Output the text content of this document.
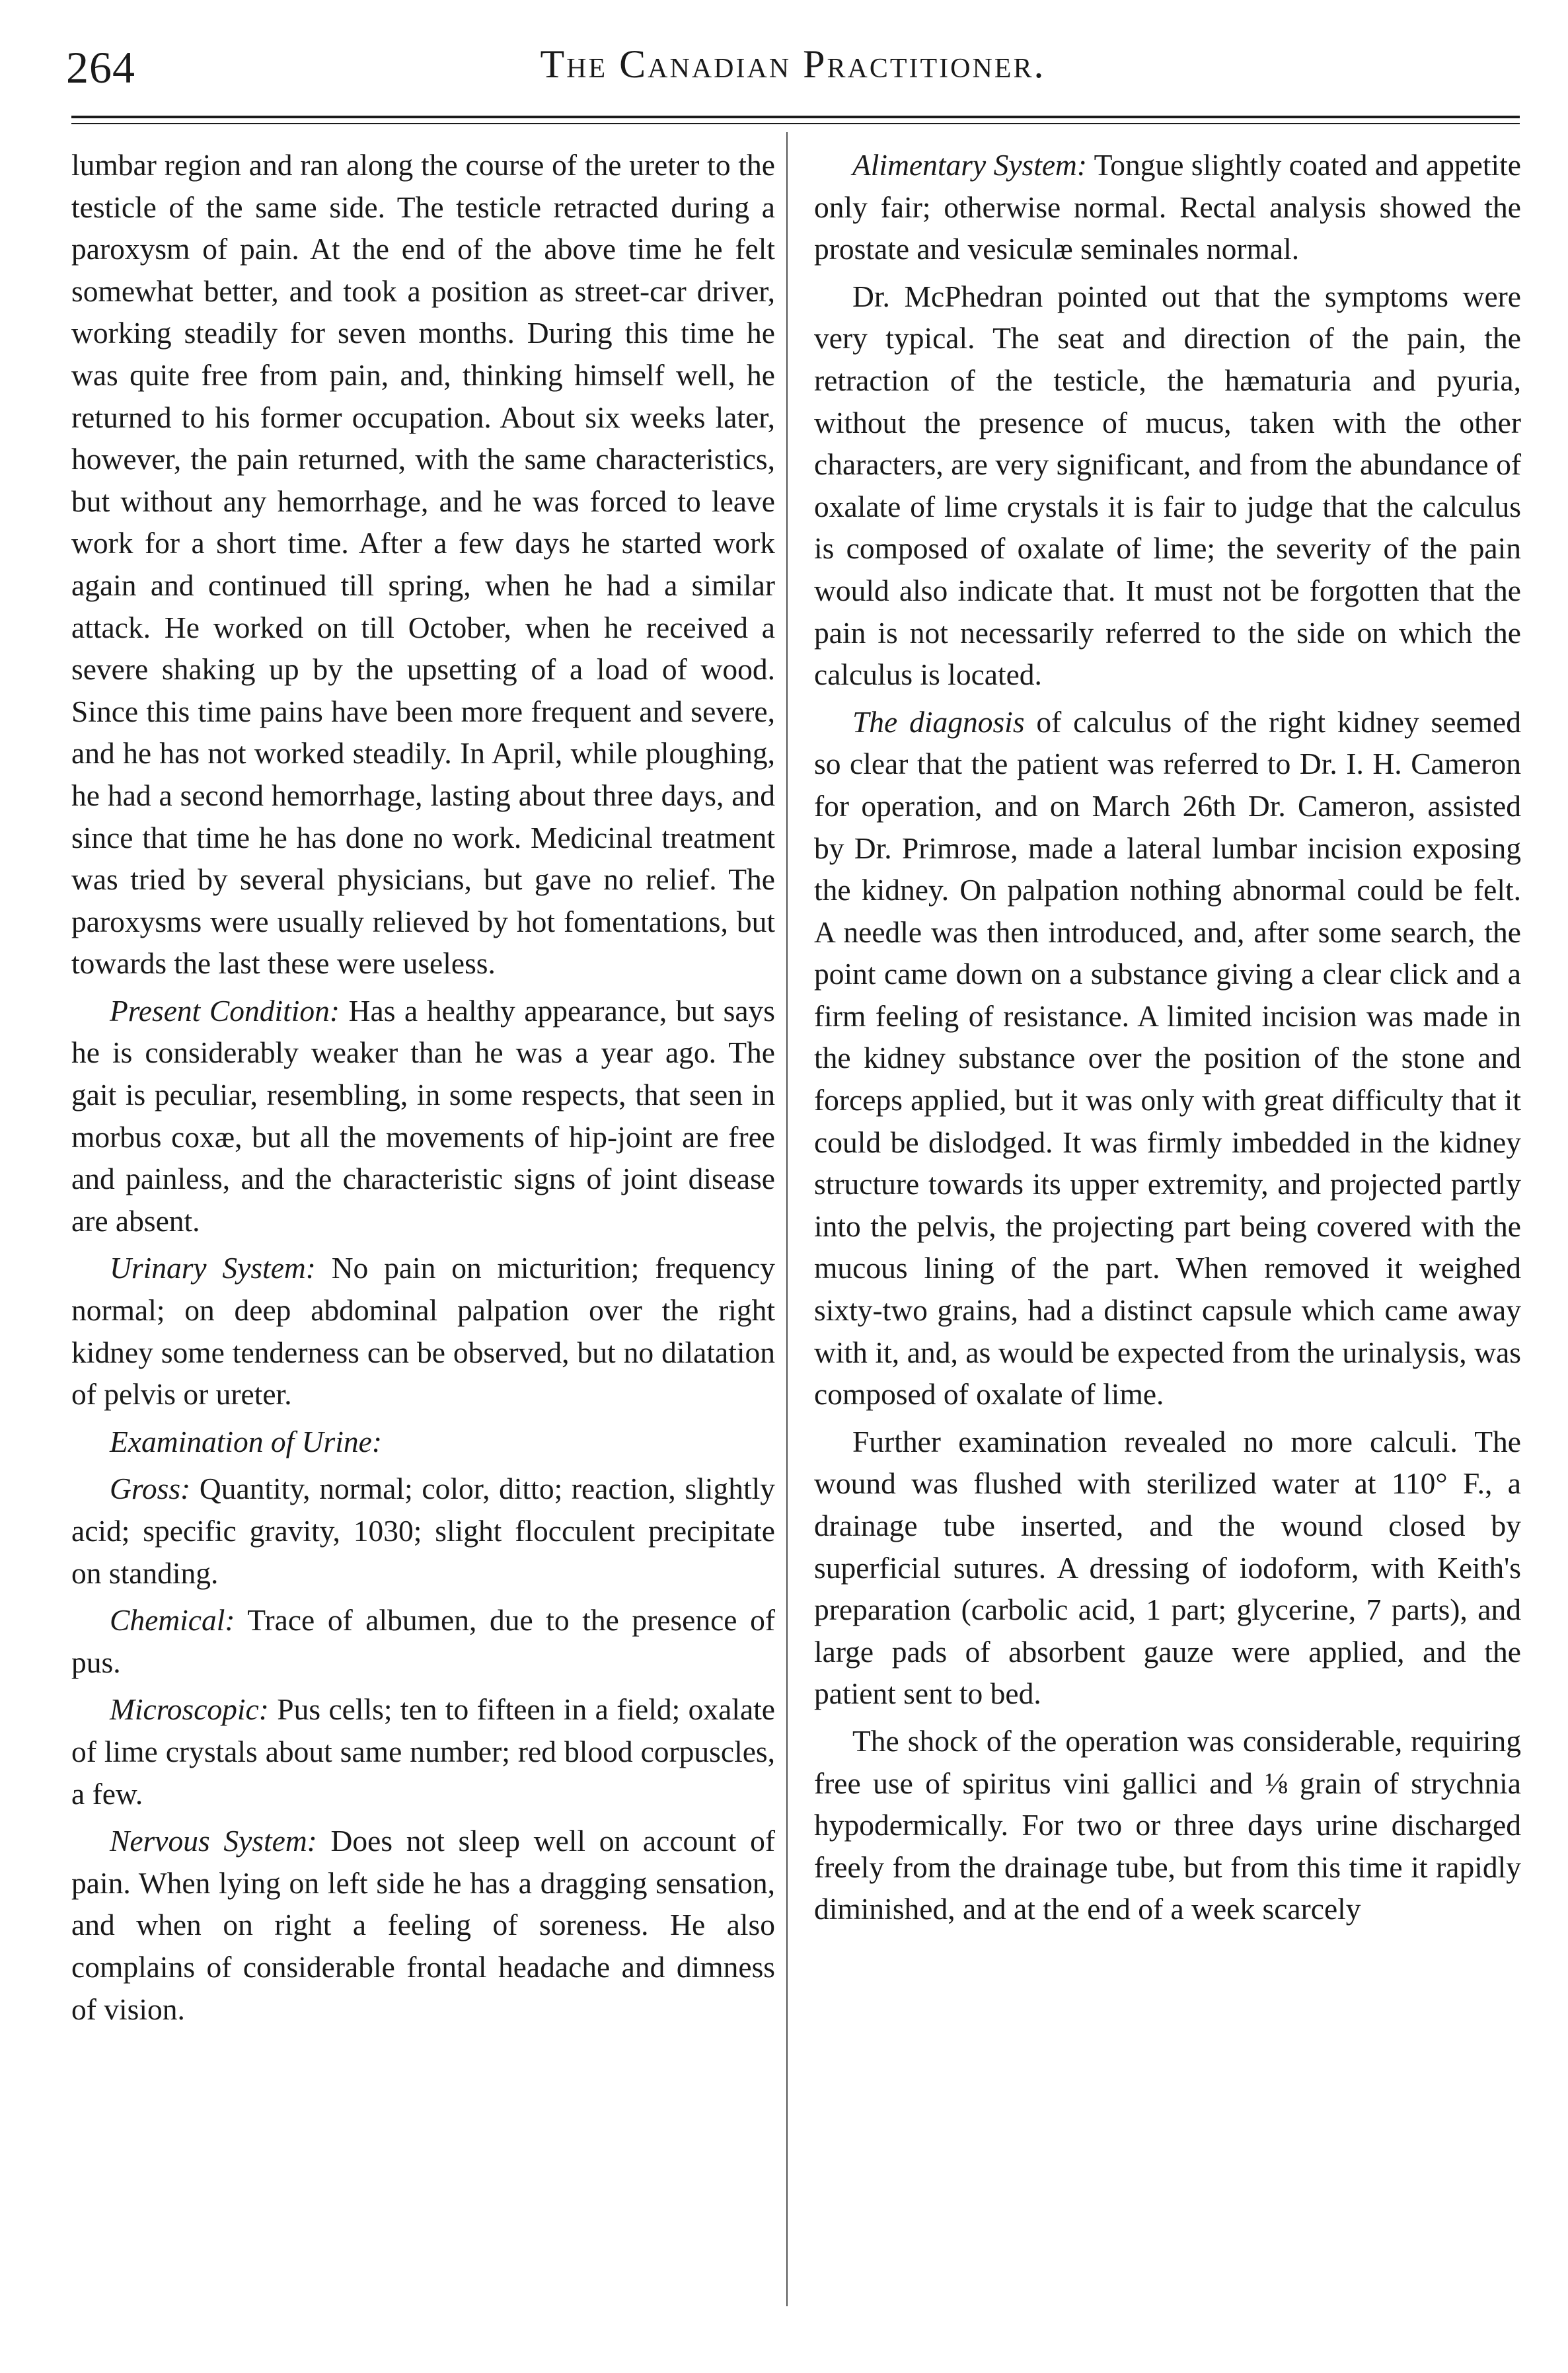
264	The Canadian Practitioner.

lumbar region and ran along the course of the ureter to the testicle of the same side. The testicle retracted during a paroxysm of pain. At the end of the above time he felt somewhat better, and took a position as street-car driver, working steadily for seven months. During this time he was quite free from pain, and, thinking himself well, he returned to his former occupation. About six weeks later, however, the pain returned, with the same characteristics, but without any hemorrhage, and he was forced to leave work for a short time. After a few days he started work again and continued till spring, when he had a similar attack. He worked on till October, when he received a severe shaking up by the upsetting of a load of wood. Since this time pains have been more frequent and severe, and he has not worked steadily. In April, while ploughing, he had a second hemorrhage, lasting about three days, and since that time he has done no work. Medicinal treatment was tried by several physicians, but gave no relief. The paroxysms were usually relieved by hot fomentations, but towards the last these were useless.

Present Condition: Has a healthy appearance, but says he is considerably weaker than he was a year ago. The gait is peculiar, resembling, in some respects, that seen in morbus coxæ, but all the movements of hip-joint are free and painless, and the characteristic signs of joint disease are absent.

Urinary System: No pain on micturition; frequency normal; on deep abdominal palpation over the right kidney some tenderness can be observed, but no dilatation of pelvis or ureter.

Examination of Urine:

Gross: Quantity, normal; color, ditto; reaction, slightly acid; specific gravity, 1030; slight flocculent precipitate on standing.

Chemical: Trace of albumen, due to the presence of pus.

Microscopic: Pus cells; ten to fifteen in a field; oxalate of lime crystals about same number; red blood corpuscles, a few.

Nervous System: Does not sleep well on account of pain. When lying on left side he has a dragging sensation, and when on right a feeling of soreness. He also complains of considerable frontal headache and dimness of vision.

Alimentary System: Tongue slightly coated and appetite only fair; otherwise normal. Rectal analysis showed the prostate and vesiculæ seminales normal.

Dr. McPhedran pointed out that the symptoms were very typical. The seat and direction of the pain, the retraction of the testicle, the hæmaturia and pyuria, without the presence of mucus, taken with the other characters, are very significant, and from the abundance of oxalate of lime crystals it is fair to judge that the calculus is composed of oxalate of lime; the severity of the pain would also indicate that. It must not be forgotten that the pain is not necessarily referred to the side on which the calculus is located.

The diagnosis of calculus of the right kidney seemed so clear that the patient was referred to Dr. I. H. Cameron for operation, and on March 26th Dr. Cameron, assisted by Dr. Primrose, made a lateral lumbar incision exposing the kidney. On palpation nothing abnormal could be felt. A needle was then introduced, and, after some search, the point came down on a substance giving a clear click and a firm feeling of resistance. A limited incision was made in the kidney substance over the position of the stone and forceps applied, but it was only with great difficulty that it could be dislodged. It was firmly imbedded in the kidney structure towards its upper extremity, and projected partly into the pelvis, the projecting part being covered with the mucous lining of the part. When removed it weighed sixty-two grains, had a distinct capsule which came away with it, and, as would be expected from the urinalysis, was composed of oxalate of lime.

Further examination revealed no more calculi. The wound was flushed with sterilized water at 110° F., a drainage tube inserted, and the wound closed by superficial sutures. A dressing of iodoform, with Keith's preparation (carbolic acid, 1 part; glycerine, 7 parts), and large pads of absorbent gauze were applied, and the patient sent to bed.

The shock of the operation was considerable, requiring free use of spiritus vini gallici and ⅛ grain of strychnia hypodermically. For two or three days urine discharged freely from the drainage tube, but from this time it rapidly diminished, and at the end of a week scarcely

++++++++++++++++++++

[Task brief] From the material above, please return each line containing "this".

[Your response]
Output the text content of this document.
lumbar region and ran along the course of the ureter to the testicle of the same side. The testicle retracted during a paroxysm of pain. At the end of the above time he felt somewhat better, and took a position as street-car driver, working steadily for seven months. During this time he was quite free from pain, and, thinking himself well, he returned to his former occupation. About six weeks later, however, the pain returned, with the same characteristics, but without any hemorrhage, and he was forced to leave work for a short time. After a few days he started work again and continued till spring, when he had a similar attack. He worked on till October, when he received a severe shaking up by the upsetting of a load of wood. Since this time pains have been more frequent and severe, and he has not worked steadily. In April, while ploughing, he had a second hemorrhage, lasting about three days, and since that time he has done no work. Medicinal treatment was tried by several physicians, but gave no relief. The paroxysms were usually relieved by hot fomentations, but towards the last these were useless.
The shock of the operation was considerable, requiring free use of spiritus vini gallici and ⅛ grain of strychnia hypodermically. For two or three days urine discharged freely from the drainage tube, but from this time it rapidly diminished, and at the end of a week scarcely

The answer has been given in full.